> **Problem statement**:
Go through the data below. Pull out every line that has the word "screenshot".

A run of records
»»

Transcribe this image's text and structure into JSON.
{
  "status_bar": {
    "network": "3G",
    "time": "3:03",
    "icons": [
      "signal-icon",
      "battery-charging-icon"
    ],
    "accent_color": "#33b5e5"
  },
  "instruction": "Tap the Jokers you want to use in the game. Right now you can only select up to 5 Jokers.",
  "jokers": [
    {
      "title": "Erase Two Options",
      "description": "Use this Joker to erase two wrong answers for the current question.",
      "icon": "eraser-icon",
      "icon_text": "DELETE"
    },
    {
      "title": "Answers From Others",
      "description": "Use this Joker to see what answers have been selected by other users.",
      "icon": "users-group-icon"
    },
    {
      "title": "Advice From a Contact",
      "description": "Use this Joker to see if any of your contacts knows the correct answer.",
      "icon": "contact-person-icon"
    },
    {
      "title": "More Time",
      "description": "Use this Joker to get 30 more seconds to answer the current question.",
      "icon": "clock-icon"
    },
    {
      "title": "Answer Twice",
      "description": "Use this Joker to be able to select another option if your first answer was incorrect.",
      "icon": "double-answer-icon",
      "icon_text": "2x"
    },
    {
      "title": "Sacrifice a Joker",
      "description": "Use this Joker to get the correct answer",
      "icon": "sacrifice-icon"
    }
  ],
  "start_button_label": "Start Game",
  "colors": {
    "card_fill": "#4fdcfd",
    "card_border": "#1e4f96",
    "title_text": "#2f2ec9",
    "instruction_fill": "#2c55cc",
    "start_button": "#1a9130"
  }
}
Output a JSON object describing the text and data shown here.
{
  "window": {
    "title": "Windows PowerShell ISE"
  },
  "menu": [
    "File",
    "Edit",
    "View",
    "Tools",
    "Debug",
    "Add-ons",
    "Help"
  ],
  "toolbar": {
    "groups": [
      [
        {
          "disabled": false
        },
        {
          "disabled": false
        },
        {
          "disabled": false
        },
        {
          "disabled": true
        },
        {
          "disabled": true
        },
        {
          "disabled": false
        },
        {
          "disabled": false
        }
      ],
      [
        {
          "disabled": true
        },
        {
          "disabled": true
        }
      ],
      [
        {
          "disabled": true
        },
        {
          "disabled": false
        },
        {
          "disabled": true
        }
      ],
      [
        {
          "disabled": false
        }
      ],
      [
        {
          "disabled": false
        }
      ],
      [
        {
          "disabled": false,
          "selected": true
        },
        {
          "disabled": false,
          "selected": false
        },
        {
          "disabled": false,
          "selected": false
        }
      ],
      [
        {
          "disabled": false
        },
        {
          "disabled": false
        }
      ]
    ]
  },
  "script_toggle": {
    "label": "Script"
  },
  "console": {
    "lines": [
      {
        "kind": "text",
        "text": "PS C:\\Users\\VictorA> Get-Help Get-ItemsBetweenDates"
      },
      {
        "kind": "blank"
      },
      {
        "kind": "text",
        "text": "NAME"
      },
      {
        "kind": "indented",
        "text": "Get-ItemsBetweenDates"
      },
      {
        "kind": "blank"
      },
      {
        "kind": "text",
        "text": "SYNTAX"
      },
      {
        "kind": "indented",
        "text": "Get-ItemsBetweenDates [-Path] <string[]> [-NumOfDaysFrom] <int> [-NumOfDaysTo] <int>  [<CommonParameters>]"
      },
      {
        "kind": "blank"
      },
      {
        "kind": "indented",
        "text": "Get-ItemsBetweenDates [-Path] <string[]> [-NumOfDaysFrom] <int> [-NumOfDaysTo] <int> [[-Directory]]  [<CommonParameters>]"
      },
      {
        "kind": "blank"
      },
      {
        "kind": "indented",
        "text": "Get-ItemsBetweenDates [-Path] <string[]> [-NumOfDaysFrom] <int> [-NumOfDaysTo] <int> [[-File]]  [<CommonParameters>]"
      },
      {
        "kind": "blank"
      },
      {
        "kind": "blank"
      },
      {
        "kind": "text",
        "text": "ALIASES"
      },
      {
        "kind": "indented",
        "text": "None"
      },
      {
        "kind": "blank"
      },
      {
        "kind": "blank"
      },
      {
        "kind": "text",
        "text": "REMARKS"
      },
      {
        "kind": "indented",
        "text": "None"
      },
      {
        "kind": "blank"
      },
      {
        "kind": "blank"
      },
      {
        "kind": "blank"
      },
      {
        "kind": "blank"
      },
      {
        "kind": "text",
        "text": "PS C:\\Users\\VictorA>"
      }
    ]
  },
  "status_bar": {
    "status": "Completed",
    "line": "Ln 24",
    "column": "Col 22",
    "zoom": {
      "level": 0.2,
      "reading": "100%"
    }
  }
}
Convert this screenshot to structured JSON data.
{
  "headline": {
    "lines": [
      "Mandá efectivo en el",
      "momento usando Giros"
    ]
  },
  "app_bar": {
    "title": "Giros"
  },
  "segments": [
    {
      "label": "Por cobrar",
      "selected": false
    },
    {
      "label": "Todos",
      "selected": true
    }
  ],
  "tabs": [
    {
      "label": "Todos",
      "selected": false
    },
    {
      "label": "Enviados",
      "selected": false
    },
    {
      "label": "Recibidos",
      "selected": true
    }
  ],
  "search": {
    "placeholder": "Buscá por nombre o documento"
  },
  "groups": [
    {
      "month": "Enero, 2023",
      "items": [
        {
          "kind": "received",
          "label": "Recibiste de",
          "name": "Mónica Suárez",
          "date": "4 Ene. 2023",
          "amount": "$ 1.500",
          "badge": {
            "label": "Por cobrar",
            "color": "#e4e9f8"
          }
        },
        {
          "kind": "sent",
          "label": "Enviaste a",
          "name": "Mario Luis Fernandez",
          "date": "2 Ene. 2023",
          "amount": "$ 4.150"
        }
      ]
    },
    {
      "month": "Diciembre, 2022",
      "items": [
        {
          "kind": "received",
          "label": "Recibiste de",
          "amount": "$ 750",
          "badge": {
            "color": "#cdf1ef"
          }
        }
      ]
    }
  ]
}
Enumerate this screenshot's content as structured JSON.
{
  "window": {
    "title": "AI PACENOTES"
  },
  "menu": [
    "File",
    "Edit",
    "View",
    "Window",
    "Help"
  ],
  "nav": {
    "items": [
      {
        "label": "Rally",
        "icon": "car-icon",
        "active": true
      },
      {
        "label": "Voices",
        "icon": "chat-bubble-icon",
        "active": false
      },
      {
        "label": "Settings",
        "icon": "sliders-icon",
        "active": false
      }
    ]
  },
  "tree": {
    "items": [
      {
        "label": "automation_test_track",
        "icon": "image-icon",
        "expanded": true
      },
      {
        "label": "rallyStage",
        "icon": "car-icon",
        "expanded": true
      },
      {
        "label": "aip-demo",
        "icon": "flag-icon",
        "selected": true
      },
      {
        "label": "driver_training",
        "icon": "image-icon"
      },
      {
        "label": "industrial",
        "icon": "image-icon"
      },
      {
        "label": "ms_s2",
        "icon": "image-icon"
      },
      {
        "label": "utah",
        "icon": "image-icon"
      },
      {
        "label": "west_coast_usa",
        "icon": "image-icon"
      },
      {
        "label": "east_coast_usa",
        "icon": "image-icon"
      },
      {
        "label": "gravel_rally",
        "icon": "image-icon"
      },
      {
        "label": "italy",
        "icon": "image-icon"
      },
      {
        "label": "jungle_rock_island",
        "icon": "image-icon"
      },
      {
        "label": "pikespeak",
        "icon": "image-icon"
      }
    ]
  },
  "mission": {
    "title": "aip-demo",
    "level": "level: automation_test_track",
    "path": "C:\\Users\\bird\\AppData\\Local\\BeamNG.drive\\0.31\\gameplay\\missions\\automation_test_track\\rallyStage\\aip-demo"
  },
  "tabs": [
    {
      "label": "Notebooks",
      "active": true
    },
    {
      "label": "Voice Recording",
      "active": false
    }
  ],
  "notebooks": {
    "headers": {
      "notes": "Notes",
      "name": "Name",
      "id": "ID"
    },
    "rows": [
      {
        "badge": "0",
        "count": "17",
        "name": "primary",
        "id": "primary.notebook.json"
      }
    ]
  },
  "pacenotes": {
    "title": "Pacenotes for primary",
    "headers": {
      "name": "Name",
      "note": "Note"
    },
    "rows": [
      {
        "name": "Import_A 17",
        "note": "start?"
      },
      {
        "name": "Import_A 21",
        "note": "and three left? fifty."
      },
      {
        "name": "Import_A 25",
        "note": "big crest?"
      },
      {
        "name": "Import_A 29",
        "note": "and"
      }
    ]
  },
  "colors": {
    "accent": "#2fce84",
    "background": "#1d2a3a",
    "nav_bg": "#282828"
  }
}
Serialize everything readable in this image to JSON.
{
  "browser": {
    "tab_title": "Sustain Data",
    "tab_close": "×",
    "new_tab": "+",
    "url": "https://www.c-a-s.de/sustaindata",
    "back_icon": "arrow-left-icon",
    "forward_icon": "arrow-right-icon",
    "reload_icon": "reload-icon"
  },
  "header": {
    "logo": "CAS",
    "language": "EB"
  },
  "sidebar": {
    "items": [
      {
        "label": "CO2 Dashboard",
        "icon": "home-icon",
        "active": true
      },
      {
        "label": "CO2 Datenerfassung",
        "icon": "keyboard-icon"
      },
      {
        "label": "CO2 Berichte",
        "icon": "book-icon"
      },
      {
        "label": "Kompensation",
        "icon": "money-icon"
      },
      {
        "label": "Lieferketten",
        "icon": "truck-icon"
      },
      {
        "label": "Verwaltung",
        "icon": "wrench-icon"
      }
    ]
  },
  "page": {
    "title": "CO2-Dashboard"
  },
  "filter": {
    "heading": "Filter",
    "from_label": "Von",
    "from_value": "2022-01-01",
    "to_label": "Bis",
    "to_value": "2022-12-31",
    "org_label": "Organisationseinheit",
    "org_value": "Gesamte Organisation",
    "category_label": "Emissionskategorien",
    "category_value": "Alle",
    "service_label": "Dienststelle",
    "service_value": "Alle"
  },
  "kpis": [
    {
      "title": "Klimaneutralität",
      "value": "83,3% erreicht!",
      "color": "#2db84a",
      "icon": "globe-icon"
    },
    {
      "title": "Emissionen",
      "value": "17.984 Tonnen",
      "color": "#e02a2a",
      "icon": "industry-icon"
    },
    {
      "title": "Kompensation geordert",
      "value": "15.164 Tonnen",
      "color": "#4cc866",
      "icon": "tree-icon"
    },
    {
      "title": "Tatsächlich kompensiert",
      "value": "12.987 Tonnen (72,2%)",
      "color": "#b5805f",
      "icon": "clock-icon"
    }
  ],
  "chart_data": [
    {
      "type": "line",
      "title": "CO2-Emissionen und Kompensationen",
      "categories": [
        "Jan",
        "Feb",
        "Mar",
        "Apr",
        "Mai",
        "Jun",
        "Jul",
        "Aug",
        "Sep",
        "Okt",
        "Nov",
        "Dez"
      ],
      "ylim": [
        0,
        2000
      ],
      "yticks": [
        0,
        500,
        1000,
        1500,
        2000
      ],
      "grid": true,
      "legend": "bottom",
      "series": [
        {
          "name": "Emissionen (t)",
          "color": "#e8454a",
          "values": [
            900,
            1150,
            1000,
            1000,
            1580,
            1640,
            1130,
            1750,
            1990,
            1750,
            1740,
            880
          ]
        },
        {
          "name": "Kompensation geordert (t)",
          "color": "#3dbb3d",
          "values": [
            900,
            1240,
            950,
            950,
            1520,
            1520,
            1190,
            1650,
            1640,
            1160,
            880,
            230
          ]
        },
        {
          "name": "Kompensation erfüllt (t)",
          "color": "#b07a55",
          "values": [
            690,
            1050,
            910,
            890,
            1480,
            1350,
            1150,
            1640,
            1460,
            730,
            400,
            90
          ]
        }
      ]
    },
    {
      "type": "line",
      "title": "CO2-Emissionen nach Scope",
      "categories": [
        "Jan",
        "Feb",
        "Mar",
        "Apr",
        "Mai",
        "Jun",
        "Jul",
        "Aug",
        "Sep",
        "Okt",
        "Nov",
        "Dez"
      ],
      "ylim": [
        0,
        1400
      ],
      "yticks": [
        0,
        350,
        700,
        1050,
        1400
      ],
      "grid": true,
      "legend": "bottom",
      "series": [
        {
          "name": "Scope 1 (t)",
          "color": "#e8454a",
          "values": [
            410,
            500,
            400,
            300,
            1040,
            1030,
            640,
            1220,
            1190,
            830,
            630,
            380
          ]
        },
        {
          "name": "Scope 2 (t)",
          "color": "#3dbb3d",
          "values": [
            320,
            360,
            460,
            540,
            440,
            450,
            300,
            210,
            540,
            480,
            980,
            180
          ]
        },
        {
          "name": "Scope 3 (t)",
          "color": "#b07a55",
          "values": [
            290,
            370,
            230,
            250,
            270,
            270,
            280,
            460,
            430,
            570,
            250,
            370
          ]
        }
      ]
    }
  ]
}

««

> **Written solution**:
Convert this screenshot to structured JSON data.
Enumerate this screenshot's content as structured JSON.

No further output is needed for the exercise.